- [Do this] Give back the entire listing verbatim.

- [Records]
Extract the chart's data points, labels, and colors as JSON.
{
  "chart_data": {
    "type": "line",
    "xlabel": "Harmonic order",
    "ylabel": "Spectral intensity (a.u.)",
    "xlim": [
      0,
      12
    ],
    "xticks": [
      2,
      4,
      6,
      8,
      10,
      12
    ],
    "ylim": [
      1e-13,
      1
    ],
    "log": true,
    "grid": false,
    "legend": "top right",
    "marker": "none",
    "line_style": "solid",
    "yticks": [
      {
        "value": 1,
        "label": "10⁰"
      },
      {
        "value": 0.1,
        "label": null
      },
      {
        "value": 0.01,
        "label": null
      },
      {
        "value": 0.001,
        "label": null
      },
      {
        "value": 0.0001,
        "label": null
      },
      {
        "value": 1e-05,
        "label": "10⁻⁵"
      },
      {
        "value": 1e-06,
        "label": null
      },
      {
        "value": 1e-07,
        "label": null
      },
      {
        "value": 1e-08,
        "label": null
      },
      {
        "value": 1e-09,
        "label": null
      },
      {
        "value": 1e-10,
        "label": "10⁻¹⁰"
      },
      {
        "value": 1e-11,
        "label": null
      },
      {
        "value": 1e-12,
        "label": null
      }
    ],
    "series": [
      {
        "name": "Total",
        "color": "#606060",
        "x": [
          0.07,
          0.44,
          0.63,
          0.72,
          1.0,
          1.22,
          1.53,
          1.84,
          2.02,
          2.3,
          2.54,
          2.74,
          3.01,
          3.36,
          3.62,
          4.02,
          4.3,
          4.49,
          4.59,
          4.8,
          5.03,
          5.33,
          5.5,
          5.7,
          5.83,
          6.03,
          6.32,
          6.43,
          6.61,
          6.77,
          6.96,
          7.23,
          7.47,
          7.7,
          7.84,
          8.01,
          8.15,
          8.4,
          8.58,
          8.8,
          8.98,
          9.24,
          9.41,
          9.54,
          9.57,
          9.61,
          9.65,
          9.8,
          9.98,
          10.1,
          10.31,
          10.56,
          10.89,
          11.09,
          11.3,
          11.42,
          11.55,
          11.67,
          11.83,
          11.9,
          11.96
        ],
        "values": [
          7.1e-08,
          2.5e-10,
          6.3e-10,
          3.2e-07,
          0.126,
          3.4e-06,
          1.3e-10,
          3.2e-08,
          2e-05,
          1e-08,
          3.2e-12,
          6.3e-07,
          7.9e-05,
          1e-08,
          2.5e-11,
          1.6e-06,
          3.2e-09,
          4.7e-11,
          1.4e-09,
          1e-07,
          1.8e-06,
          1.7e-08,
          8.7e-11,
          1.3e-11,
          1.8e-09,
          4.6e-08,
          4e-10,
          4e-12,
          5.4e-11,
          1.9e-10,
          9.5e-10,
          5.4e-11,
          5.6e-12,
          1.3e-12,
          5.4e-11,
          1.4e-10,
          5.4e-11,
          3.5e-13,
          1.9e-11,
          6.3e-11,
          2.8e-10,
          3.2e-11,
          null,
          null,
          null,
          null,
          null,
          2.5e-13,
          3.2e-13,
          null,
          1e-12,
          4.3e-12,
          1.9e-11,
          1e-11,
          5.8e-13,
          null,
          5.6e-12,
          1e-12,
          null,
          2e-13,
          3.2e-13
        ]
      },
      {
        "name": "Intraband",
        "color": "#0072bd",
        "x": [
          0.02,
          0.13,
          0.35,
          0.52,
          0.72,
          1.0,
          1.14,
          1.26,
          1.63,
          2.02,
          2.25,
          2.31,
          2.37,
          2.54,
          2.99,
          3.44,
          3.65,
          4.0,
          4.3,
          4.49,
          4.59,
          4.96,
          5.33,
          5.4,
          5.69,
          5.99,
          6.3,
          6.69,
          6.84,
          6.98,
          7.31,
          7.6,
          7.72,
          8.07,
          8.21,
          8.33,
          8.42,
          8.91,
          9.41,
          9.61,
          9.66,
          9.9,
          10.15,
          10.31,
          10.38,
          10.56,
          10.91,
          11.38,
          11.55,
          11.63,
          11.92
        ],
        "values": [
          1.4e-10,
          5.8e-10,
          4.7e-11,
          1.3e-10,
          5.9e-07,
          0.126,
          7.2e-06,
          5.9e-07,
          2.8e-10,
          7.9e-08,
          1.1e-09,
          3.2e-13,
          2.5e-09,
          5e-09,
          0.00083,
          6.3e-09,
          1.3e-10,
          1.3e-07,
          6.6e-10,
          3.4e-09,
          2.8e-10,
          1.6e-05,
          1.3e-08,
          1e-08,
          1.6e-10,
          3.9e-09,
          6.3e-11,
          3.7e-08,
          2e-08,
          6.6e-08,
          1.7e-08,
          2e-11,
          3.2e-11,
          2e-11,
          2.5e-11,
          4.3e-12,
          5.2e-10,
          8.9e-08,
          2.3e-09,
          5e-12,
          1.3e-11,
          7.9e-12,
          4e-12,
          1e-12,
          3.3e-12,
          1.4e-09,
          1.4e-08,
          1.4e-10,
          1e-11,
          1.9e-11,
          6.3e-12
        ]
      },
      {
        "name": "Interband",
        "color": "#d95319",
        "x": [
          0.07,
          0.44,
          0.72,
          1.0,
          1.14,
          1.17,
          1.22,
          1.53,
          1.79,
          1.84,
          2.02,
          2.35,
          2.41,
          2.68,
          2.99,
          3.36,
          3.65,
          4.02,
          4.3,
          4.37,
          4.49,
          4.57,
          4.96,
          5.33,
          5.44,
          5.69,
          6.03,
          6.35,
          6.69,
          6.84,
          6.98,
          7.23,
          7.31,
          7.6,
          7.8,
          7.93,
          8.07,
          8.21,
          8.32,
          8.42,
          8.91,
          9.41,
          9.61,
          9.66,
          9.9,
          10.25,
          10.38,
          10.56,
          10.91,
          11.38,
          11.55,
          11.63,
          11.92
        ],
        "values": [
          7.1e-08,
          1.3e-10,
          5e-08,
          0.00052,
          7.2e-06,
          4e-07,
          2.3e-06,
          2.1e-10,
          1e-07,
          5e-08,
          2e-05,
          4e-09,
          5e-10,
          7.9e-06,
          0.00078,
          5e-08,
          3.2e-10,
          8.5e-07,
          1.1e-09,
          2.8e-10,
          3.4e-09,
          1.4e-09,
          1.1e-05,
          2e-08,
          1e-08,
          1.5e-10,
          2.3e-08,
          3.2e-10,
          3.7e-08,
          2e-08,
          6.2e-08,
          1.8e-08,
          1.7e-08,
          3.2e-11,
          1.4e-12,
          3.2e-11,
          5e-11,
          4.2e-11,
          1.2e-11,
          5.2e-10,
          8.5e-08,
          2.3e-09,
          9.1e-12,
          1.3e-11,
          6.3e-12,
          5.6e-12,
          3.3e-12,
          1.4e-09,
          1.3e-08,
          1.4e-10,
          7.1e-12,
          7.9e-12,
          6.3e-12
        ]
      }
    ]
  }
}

- [Result for this task]
Extract the chart's data points, labels, and colors as JSON.
{
  "chart_data": {
    "type": "line",
    "xlabel": "Harmonic order",
    "ylabel": "Spectral intensity (a.u.)",
    "xlim": [
      0,
      12
    ],
    "xticks": [
      2,
      4,
      6,
      8,
      10,
      12
    ],
    "ylim": [
      1e-13,
      1
    ],
    "log": true,
    "grid": false,
    "legend": "top right",
    "marker": "none",
    "line_style": "solid",
    "yticks": [
      {
        "value": 1,
        "label": "10⁰"
      },
      {
        "value": 0.1,
        "label": null
      },
      {
        "value": 0.01,
        "label": null
      },
      {
        "value": 0.001,
        "label": null
      },
      {
        "value": 0.0001,
        "label": null
      },
      {
        "value": 1e-05,
        "label": "10⁻⁵"
      },
      {
        "value": 1e-06,
        "label": null
      },
      {
        "value": 1e-07,
        "label": null
      },
      {
        "value": 1e-08,
        "label": null
      },
      {
        "value": 1e-09,
        "label": null
      },
      {
        "value": 1e-10,
        "label": "10⁻¹⁰"
      },
      {
        "value": 1e-11,
        "label": null
      },
      {
        "value": 1e-12,
        "label": null
      }
    ],
    "series": [
      {
        "name": "Total",
        "color": "#606060",
        "x": [
          0.07,
          0.44,
          0.63,
          0.72,
          1.0,
          1.22,
          1.53,
          1.84,
          2.02,
          2.3,
          2.54,
          2.74,
          3.01,
          3.36,
          3.62,
          4.02,
          4.3,
          4.49,
          4.59,
          4.8,
          5.03,
          5.33,
          5.5,
          5.7,
          5.83,
          6.03,
          6.32,
          6.43,
          6.61,
          6.77,
          6.96,
          7.23,
          7.47,
          7.7,
          7.84,
          8.01,
          8.15,
          8.4,
          8.58,
          8.8,
          8.98,
          9.24,
          9.41,
          9.54,
          9.57,
          9.61,
          9.65,
          9.8,
          9.98,
          10.1,
          10.31,
          10.56,
          10.89,
          11.09,
          11.3,
          11.42,
          11.55,
          11.67,
          11.83,
          11.9,
          11.96
        ],
        "values": [
          7.1e-08,
          2.5e-10,
          6.3e-10,
          3.2e-07,
          0.126,
          3.4e-06,
          1.3e-10,
          3.2e-08,
          2e-05,
          1e-08,
          3.2e-12,
          6.3e-07,
          7.9e-05,
          1e-08,
          2.5e-11,
          1.6e-06,
          3.2e-09,
          4.7e-11,
          1.4e-09,
          1e-07,
          1.8e-06,
          1.7e-08,
          8.7e-11,
          1.3e-11,
          1.8e-09,
          4.6e-08,
          4e-10,
          4e-12,
          5.4e-11,
          1.9e-10,
          9.5e-10,
          5.4e-11,
          5.6e-12,
          1.3e-12,
          5.4e-11,
          1.4e-10,
          5.4e-11,
          3.5e-13,
          1.9e-11,
          6.3e-11,
          2.8e-10,
          3.2e-11,
          null,
          null,
          null,
          null,
          null,
          2.5e-13,
          3.2e-13,
          null,
          1e-12,
          4.3e-12,
          1.9e-11,
          1e-11,
          5.8e-13,
          null,
          5.6e-12,
          1e-12,
          null,
          2e-13,
          3.2e-13
        ]
      },
      {
        "name": "Intraband",
        "color": "#0072bd",
        "x": [
          0.02,
          0.13,
          0.35,
          0.52,
          0.72,
          1.0,
          1.14,
          1.26,
          1.63,
          2.02,
          2.25,
          2.31,
          2.37,
          2.54,
          2.99,
          3.44,
          3.65,
          4.0,
          4.3,
          4.49,
          4.59,
          4.96,
          5.33,
          5.4,
          5.69,
          5.99,
          6.3,
          6.69,
          6.84,
          6.98,
          7.31,
          7.6,
          7.72,
          8.07,
          8.21,
          8.33,
          8.42,
          8.91,
          9.41,
          9.61,
          9.66,
          9.9,
          10.15,
          10.31,
          10.38,
          10.56,
          10.91,
          11.38,
          11.55,
          11.63,
          11.92
        ],
        "values": [
          1.4e-10,
          5.8e-10,
          4.7e-11,
          1.3e-10,
          5.9e-07,
          0.126,
          7.2e-06,
          5.9e-07,
          2.8e-10,
          7.9e-08,
          1.1e-09,
          3.2e-13,
          2.5e-09,
          5e-09,
          0.00083,
          6.3e-09,
          1.3e-10,
          1.3e-07,
          6.6e-10,
          3.4e-09,
          2.8e-10,
          1.6e-05,
          1.3e-08,
          1e-08,
          1.6e-10,
          3.9e-09,
          6.3e-11,
          3.7e-08,
          2e-08,
          6.6e-08,
          1.7e-08,
          2e-11,
          3.2e-11,
          2e-11,
          2.5e-11,
          4.3e-12,
          5.2e-10,
          8.9e-08,
          2.3e-09,
          5e-12,
          1.3e-11,
          7.9e-12,
          4e-12,
          1e-12,
          3.3e-12,
          1.4e-09,
          1.4e-08,
          1.4e-10,
          1e-11,
          1.9e-11,
          6.3e-12
        ]
      },
      {
        "name": "Interband",
        "color": "#d95319",
        "x": [
          0.07,
          0.44,
          0.72,
          1.0,
          1.14,
          1.17,
          1.22,
          1.53,
          1.79,
          1.84,
          2.02,
          2.35,
          2.41,
          2.68,
          2.99,
          3.36,
          3.65,
          4.02,
          4.3,
          4.37,
          4.49,
          4.57,
          4.96,
          5.33,
          5.44,
          5.69,
          6.03,
          6.35,
          6.69,
          6.84,
          6.98,
          7.23,
          7.31,
          7.6,
          7.8,
          7.93,
          8.07,
          8.21,
          8.32,
          8.42,
          8.91,
          9.41,
          9.61,
          9.66,
          9.9,
          10.25,
          10.38,
          10.56,
          10.91,
          11.38,
          11.55,
          11.63,
          11.92
        ],
        "values": [
          7.1e-08,
          1.3e-10,
          5e-08,
          0.00052,
          7.2e-06,
          4e-07,
          2.3e-06,
          2.1e-10,
          1e-07,
          5e-08,
          2e-05,
          4e-09,
          5e-10,
          7.9e-06,
          0.00078,
          5e-08,
          3.2e-10,
          8.5e-07,
          1.1e-09,
          2.8e-10,
          3.4e-09,
          1.4e-09,
          1.1e-05,
          2e-08,
          1e-08,
          1.5e-10,
          2.3e-08,
          3.2e-10,
          3.7e-08,
          2e-08,
          6.2e-08,
          1.8e-08,
          1.7e-08,
          3.2e-11,
          1.4e-12,
          3.2e-11,
          5e-11,
          4.2e-11,
          1.2e-11,
          5.2e-10,
          8.5e-08,
          2.3e-09,
          9.1e-12,
          1.3e-11,
          6.3e-12,
          5.6e-12,
          3.3e-12,
          1.4e-09,
          1.3e-08,
          1.4e-10,
          7.1e-12,
          7.9e-12,
          6.3e-12
        ]
      }
    ]
  }
}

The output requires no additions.